> Raw data
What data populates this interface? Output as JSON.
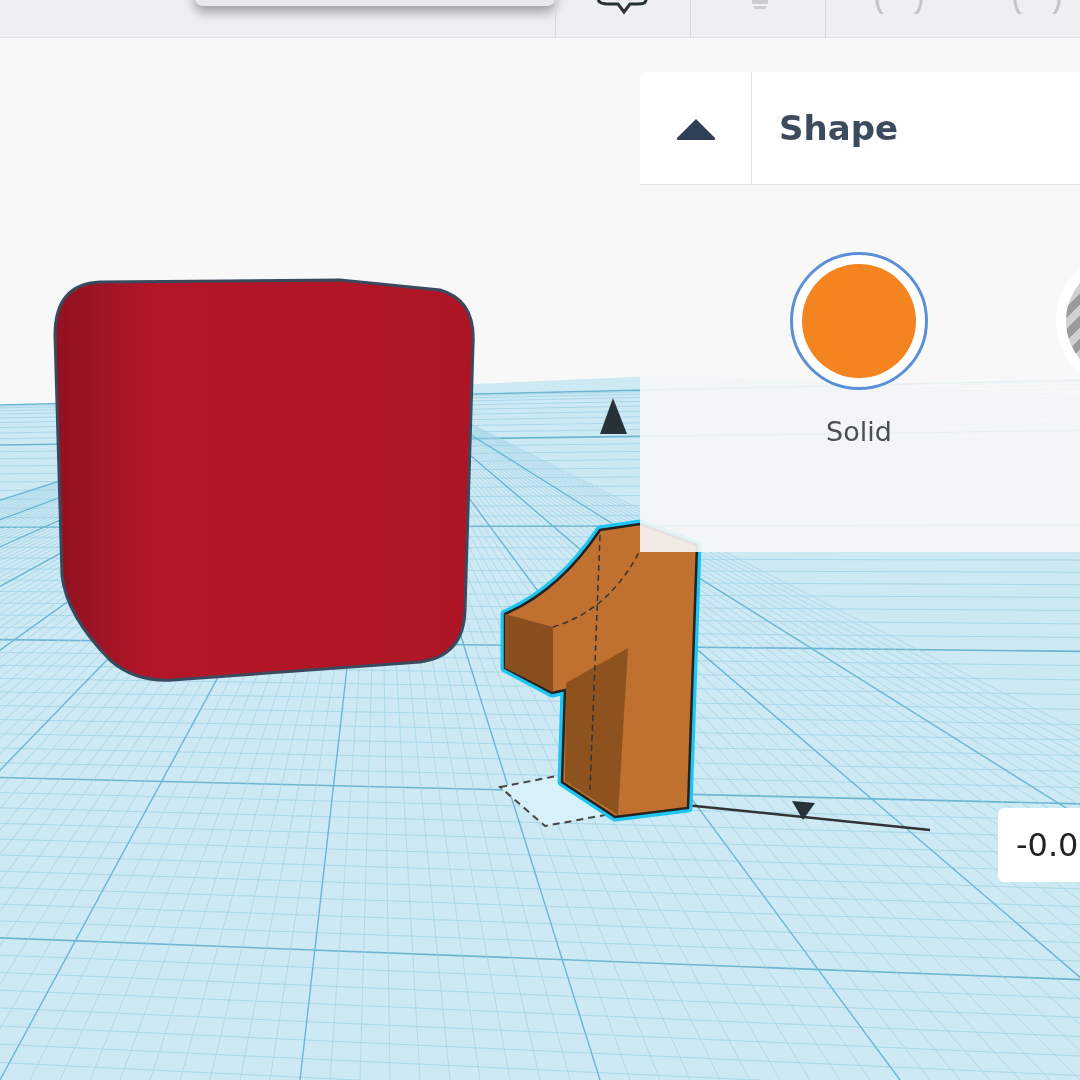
{
  "panel": {
    "title": "Shape",
    "expanded": true,
    "options": [
      {
        "label": "Solid",
        "color": "#f3841f",
        "selected": true
      }
    ]
  },
  "dimension_labels": [
    {
      "text": "-0.0"
    }
  ]
}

> Instructions for the task
Quote the records above exactly, leaving out any pictures.

> Solution to the exercise
What data populates this interface? Output as JSON.
{
  "panel": {
    "title": "Shape",
    "expanded": true,
    "options": [
      {
        "label": "Solid",
        "color": "#f3841f",
        "selected": true
      }
    ]
  },
  "dimension_labels": [
    {
      "text": "-0.0"
    }
  ]
}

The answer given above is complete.